What the task asks » Narrow the data below down to the lines containing "image".

-.-.-

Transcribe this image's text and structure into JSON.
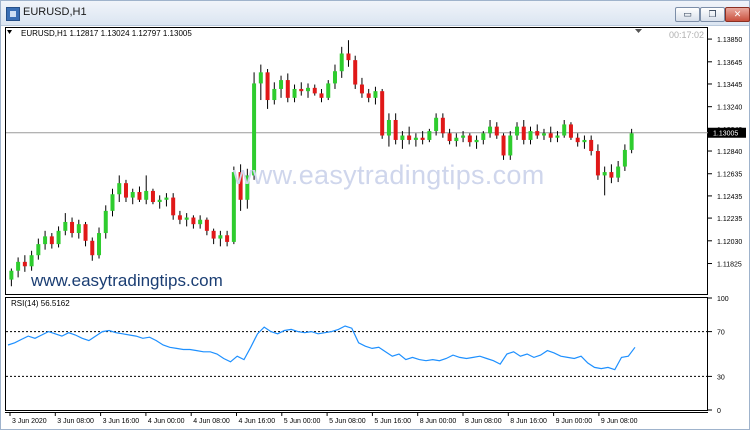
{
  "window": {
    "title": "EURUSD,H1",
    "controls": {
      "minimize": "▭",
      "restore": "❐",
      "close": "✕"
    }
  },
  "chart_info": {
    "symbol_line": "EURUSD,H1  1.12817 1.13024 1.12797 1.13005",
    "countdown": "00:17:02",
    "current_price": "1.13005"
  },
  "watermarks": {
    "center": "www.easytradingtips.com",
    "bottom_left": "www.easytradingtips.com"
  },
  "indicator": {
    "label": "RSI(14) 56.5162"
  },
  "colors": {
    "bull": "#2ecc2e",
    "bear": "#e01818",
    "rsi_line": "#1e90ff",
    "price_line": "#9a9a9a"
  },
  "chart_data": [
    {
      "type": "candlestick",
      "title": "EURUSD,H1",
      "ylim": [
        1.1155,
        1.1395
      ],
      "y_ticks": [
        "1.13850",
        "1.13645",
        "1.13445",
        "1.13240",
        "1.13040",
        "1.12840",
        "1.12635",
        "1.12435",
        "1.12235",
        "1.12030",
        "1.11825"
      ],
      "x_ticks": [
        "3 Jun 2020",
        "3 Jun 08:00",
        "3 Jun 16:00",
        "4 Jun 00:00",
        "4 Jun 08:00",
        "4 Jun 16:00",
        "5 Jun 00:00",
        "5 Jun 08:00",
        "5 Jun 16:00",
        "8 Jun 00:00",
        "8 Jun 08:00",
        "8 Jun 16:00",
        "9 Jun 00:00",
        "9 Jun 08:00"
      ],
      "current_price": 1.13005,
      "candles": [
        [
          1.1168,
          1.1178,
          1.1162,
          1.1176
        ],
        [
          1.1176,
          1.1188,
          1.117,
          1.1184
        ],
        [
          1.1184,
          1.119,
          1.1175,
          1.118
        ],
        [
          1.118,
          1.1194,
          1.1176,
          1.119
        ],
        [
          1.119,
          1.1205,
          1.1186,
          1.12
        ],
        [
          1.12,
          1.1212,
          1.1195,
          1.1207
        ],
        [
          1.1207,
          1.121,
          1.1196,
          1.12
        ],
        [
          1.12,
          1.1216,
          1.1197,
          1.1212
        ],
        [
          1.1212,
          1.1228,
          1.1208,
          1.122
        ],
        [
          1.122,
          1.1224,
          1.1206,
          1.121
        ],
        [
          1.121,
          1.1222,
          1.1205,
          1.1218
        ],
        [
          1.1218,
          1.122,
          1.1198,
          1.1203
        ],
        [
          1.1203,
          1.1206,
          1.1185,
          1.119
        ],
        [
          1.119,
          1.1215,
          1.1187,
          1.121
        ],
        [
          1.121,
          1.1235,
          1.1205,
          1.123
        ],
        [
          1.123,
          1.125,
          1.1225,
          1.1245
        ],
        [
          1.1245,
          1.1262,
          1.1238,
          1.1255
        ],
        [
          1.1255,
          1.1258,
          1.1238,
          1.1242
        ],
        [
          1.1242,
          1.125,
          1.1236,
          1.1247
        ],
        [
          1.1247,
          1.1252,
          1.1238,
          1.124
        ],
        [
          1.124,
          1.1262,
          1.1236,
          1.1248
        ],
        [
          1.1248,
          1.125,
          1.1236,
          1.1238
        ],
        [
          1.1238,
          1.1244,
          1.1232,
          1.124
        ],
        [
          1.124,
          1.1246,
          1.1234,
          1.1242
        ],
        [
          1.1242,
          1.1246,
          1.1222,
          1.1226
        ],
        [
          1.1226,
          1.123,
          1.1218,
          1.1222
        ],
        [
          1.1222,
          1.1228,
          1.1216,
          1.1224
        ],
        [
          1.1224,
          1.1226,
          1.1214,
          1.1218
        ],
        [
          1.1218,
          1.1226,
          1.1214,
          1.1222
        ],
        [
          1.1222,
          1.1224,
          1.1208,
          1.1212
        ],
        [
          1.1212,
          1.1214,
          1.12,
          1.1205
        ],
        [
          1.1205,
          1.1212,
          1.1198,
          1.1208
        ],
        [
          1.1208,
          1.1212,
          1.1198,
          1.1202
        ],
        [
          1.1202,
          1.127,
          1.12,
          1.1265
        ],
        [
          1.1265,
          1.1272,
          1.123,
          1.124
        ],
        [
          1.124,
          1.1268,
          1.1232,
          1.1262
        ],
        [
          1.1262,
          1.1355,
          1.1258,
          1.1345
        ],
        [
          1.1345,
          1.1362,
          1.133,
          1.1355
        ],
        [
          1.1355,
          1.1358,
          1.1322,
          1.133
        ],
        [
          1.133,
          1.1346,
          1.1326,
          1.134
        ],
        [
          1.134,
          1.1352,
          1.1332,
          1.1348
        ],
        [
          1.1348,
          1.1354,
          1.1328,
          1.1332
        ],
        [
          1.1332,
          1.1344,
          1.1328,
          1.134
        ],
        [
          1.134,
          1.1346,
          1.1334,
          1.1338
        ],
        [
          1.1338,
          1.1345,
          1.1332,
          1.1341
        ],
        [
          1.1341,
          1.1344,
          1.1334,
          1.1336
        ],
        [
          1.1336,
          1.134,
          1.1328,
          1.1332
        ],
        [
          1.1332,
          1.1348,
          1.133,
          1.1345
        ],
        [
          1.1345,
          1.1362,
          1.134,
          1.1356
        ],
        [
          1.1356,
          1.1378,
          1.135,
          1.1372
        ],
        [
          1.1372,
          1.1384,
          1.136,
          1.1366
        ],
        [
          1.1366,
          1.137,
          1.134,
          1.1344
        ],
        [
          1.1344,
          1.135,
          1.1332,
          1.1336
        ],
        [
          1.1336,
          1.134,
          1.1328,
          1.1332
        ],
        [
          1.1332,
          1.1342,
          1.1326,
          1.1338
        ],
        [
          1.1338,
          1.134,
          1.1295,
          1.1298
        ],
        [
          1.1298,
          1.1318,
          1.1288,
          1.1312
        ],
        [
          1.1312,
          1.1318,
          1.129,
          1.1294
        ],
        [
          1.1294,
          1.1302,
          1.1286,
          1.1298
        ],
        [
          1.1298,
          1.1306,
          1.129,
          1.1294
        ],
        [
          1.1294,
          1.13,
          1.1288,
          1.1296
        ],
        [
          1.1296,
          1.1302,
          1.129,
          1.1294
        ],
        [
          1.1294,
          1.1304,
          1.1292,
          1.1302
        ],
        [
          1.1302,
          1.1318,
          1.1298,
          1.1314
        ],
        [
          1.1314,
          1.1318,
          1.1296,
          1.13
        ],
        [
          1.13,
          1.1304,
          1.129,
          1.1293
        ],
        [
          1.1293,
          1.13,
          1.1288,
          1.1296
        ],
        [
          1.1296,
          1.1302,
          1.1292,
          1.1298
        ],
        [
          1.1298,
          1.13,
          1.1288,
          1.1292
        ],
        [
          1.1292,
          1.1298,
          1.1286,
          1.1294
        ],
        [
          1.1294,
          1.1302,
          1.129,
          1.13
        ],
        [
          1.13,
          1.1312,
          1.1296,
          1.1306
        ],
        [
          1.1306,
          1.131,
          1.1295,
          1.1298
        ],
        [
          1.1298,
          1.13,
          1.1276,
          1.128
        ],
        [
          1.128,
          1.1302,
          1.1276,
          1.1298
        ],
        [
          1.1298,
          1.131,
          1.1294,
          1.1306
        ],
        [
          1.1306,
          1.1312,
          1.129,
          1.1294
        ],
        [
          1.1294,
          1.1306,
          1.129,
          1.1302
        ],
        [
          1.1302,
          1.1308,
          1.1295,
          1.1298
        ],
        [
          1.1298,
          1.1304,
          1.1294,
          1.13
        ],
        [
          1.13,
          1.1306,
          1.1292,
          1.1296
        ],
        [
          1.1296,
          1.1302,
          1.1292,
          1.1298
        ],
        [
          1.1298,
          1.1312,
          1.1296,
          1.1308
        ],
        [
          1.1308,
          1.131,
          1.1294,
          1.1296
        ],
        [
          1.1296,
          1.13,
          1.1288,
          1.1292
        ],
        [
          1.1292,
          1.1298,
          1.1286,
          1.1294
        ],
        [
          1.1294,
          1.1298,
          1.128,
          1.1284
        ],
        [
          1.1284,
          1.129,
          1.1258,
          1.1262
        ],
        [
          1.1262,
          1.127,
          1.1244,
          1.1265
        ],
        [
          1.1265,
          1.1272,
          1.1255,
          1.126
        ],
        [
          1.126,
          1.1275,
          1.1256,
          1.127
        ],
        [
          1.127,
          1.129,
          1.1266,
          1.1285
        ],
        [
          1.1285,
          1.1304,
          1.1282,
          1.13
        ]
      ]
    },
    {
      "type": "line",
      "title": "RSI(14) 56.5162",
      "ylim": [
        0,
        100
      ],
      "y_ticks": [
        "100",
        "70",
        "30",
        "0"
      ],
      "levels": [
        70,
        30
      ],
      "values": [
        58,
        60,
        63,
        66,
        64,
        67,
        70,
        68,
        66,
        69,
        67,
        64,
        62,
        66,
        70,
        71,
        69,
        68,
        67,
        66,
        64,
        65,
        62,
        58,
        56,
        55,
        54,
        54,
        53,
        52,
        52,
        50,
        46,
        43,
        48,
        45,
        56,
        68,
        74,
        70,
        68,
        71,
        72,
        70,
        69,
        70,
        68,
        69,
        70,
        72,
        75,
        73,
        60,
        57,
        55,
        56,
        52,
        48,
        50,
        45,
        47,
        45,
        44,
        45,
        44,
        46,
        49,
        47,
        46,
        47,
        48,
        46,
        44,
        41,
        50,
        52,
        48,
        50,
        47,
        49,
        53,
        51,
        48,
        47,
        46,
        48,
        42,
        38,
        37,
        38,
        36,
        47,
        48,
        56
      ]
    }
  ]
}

-.-.-

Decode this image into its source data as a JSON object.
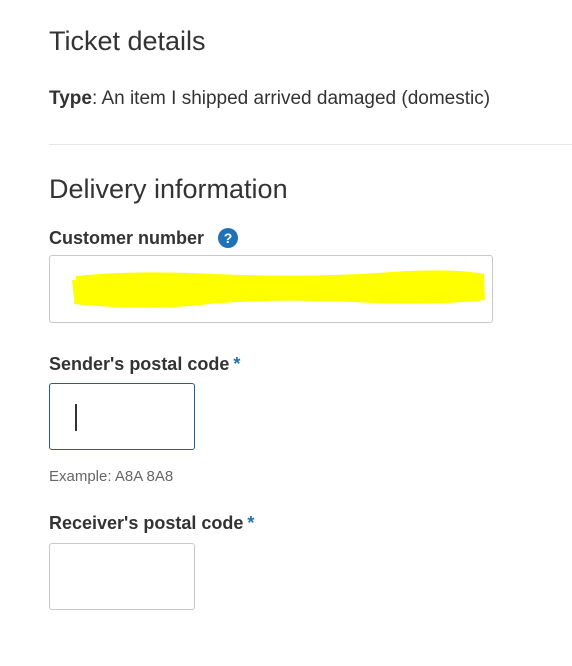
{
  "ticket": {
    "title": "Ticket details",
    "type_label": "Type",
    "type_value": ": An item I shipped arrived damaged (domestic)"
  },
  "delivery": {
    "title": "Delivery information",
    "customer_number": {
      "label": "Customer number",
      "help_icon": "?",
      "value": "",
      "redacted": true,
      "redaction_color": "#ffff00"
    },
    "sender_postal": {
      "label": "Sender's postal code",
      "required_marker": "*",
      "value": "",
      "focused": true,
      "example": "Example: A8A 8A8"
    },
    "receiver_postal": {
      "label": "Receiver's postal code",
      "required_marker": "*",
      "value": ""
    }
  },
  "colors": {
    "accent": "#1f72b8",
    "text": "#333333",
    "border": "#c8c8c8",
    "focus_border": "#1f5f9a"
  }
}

-.-.-

Task answer »
Transcribe this image's text and structure into JSON.
Decode this image into its source data as a JSON object.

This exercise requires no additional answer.